Work to do: Tell how many lines have the string "description" in them, and write nothing besides the number.

Stored entries

:::::

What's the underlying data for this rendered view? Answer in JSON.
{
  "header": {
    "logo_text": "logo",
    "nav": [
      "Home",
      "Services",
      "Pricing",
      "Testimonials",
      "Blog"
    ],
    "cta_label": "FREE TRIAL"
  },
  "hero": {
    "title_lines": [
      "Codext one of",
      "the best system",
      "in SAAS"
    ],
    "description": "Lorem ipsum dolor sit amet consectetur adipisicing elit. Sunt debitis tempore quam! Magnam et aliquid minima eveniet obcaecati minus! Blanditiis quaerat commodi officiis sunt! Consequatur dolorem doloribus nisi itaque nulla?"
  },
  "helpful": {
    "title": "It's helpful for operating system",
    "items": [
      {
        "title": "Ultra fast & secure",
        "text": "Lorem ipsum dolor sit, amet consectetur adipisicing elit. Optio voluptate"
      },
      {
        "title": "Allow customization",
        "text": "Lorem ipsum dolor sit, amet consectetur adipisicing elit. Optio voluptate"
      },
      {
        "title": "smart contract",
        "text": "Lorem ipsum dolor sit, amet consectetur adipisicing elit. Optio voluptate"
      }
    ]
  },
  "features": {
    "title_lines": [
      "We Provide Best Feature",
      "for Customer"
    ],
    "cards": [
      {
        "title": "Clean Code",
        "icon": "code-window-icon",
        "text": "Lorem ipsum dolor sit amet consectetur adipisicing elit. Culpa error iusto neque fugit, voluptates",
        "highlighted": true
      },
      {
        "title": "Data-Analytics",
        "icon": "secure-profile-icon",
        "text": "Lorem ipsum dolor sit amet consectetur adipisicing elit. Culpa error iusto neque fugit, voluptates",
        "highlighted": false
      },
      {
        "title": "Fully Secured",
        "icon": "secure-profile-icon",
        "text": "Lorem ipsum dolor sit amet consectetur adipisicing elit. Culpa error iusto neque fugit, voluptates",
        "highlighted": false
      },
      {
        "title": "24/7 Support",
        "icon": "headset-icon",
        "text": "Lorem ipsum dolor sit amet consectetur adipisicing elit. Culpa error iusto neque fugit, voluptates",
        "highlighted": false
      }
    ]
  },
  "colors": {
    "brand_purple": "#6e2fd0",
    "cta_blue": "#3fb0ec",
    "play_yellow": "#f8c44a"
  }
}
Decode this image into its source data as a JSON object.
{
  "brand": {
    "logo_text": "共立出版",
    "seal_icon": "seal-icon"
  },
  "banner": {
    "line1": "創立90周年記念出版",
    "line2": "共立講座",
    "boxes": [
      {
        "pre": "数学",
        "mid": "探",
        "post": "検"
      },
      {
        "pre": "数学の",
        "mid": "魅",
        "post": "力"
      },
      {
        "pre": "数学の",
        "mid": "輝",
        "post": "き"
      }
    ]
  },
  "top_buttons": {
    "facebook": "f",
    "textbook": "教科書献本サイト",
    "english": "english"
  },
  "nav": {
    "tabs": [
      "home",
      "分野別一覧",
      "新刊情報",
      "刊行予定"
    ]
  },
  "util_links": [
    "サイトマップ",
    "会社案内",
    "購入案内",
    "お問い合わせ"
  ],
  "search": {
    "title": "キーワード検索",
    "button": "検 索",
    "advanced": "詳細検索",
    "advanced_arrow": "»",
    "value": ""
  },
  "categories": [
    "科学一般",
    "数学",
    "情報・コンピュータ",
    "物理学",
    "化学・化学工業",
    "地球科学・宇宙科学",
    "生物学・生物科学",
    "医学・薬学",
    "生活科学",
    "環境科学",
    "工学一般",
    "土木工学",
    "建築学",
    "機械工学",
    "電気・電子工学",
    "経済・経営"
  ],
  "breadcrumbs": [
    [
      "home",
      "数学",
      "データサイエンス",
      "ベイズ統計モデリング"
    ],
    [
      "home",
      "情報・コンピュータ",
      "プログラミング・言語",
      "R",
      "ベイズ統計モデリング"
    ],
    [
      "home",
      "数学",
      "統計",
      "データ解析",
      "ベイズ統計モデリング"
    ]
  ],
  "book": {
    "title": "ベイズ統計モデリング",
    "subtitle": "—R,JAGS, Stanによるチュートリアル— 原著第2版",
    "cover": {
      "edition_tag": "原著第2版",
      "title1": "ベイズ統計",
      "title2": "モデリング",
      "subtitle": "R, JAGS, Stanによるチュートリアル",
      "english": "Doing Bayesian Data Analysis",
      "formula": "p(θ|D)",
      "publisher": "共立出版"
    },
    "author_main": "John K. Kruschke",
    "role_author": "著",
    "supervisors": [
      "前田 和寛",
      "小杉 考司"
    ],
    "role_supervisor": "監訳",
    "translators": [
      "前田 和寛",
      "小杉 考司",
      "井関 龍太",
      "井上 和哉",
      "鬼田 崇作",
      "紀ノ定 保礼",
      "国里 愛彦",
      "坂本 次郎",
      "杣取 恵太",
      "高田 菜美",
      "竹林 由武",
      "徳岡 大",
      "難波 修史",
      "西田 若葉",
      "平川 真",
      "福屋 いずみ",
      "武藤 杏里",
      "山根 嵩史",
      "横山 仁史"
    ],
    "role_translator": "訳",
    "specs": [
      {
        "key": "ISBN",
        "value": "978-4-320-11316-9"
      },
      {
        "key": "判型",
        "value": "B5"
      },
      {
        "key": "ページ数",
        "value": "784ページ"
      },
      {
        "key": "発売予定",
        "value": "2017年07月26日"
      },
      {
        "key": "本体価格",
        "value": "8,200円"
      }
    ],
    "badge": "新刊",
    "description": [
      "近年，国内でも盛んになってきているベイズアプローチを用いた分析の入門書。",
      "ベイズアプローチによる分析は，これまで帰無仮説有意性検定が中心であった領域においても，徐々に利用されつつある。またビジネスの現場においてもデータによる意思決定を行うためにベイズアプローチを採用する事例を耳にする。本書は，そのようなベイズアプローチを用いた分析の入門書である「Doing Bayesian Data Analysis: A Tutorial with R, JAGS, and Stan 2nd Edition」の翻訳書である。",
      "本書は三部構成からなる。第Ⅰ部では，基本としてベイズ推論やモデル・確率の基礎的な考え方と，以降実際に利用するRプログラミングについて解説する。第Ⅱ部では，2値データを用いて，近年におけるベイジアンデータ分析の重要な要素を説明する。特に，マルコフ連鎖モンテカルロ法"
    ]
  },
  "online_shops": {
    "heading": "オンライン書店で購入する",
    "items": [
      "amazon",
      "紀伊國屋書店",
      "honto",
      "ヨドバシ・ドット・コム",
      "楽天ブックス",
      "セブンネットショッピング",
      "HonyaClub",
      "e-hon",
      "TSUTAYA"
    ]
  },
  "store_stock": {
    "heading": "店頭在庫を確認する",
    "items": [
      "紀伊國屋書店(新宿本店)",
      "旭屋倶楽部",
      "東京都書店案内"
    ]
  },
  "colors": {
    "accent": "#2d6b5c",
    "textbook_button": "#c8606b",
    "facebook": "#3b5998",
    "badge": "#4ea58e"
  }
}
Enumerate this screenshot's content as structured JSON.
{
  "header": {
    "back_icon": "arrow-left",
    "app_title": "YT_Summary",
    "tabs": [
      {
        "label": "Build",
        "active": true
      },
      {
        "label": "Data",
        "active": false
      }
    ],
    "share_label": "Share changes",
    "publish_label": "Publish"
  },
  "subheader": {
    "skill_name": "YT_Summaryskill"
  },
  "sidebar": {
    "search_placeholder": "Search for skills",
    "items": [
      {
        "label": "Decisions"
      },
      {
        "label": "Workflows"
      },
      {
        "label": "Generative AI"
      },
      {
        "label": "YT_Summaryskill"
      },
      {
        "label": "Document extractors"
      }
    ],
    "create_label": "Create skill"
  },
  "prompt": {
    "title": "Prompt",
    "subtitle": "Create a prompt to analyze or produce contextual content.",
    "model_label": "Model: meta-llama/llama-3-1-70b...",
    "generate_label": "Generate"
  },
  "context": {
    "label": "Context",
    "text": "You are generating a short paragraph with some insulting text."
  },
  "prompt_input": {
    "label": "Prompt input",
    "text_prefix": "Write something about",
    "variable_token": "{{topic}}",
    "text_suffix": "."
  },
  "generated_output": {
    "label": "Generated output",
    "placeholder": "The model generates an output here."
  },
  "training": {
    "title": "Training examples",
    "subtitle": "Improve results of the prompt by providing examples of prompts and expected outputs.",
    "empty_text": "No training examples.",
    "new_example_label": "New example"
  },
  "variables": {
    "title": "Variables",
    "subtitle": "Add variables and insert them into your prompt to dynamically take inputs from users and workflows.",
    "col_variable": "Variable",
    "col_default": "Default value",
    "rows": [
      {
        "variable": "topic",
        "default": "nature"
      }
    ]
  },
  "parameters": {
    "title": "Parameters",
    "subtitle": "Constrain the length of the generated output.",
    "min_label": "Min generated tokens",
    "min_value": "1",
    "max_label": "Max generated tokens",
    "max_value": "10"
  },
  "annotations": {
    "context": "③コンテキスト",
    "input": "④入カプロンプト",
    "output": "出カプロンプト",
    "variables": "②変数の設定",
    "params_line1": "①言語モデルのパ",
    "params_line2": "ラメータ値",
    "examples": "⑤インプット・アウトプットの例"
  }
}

:::::

Result for this exercise: 2